What the task asks: Pick out every line in the data below that holds "субсидий".

(Data records)
______________________________

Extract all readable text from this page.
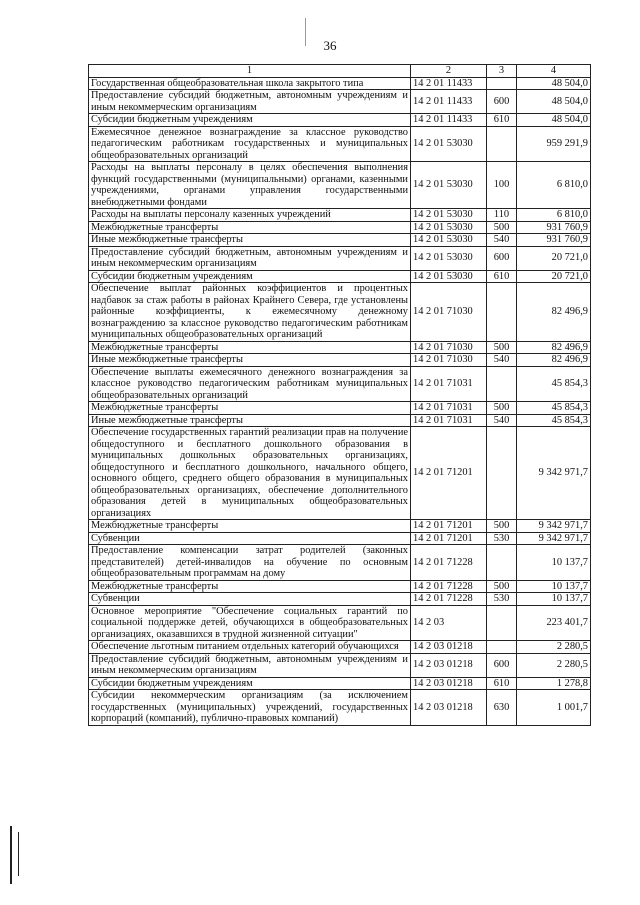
36
1	2	3	4
Государственная общеобразовательная школа закрытого типа	14 2 01 11433		48 504,0
Предоставление субсидий бюджетным, автономным учреждениям и иным некоммерческим организациям	14 2 01 11433	600	48 504,0
Субсидии бюджетным учреждениям	14 2 01 11433	610	48 504,0
Ежемесячное денежное вознаграждение за классное руководство педагогическим работникам государственных и муниципальных общеобразовательных организаций	14 2 01 53030		959 291,9
Расходы на выплаты персоналу в целях обеспечения выполнения функций государственными (муниципальными) органами, казенными учреждениями, органами управления государственными внебюджетными фондами	14 2 01 53030	100	6 810,0
Расходы на выплаты персоналу казенных учреждений	14 2 01 53030	110	6 810,0
Межбюджетные трансферты	14 2 01 53030	500	931 760,9
Иные межбюджетные трансферты	14 2 01 53030	540	931 760,9
Предоставление субсидий бюджетным, автономным учреждениям и иным некоммерческим организациям	14 2 01 53030	600	20 721,0
Субсидии бюджетным учреждениям	14 2 01 53030	610	20 721,0
Обеспечение выплат районных коэффициентов и процентных надбавок за стаж работы в районах Крайнего Севера, где установлены районные коэффициенты, к ежемесячному денежному вознаграждению за классное руководство педагогическим работникам муниципальных общеобразовательных организаций	14 2 01 71030		82 496,9
Межбюджетные трансферты	14 2 01 71030	500	82 496,9
Иные межбюджетные трансферты	14 2 01 71030	540	82 496,9
Обеспечение выплаты ежемесячного денежного вознаграждения за классное руководство педагогическим работникам муниципальных общеобразовательных организаций	14 2 01 71031		45 854,3
Межбюджетные трансферты	14 2 01 71031	500	45 854,3
Иные межбюджетные трансферты	14 2 01 71031	540	45 854,3
Обеспечение государственных гарантий реализации прав на получение общедоступного и бесплатного дошкольного образования в муниципальных дошкольных образовательных организациях, общедоступного и бесплатного дошкольного, начального общего, основного общего, среднего общего образования в муниципальных общеобразовательных организациях, обеспечение дополнительного образования детей в муниципальных общеобразовательных организациях	14 2 01 71201		9 342 971,7
Межбюджетные трансферты	14 2 01 71201	500	9 342 971,7
Субвенции	14 2 01 71201	530	9 342 971,7
Предоставление компенсации затрат родителей (законных представителей) детей-инвалидов на обучение по основным общеобразовательным программам на дому	14 2 01 71228		10 137,7
Межбюджетные трансферты	14 2 01 71228	500	10 137,7
Субвенции	14 2 01 71228	530	10 137,7
Основное мероприятие "Обеспечение социальных гарантий по социальной поддержке детей, обучающихся в общеобразовательных организациях, оказавшихся в трудной жизненной ситуации"	14 2 03		223 401,7
Обеспечение льготным питанием отдельных категорий обучающихся	14 2 03 01218		2 280,5
Предоставление субсидий бюджетным, автономным учреждениям и иным некоммерческим организациям	14 2 03 01218	600	2 280,5
Субсидии бюджетным учреждениям	14 2 03 01218	610	1 278,8
Субсидии некоммерческим организациям (за исключением государственных (муниципальных) учреждений, государственных корпораций (компаний), публично-правовых компаний)	14 2 03 01218	630	1 001,7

______________________________

Finished task:
Предоставление субсидий бюджетным, автономным учреждениям и иным некоммерческим организациям	14 2 01 11433	600	48 504,0
Предоставление субсидий бюджетным, автономным учреждениям и иным некоммерческим организациям	14 2 01 53030	600	20 721,0
Предоставление субсидий бюджетным, автономным учреждениям и иным некоммерческим организациям	14 2 03 01218	600	2 280,5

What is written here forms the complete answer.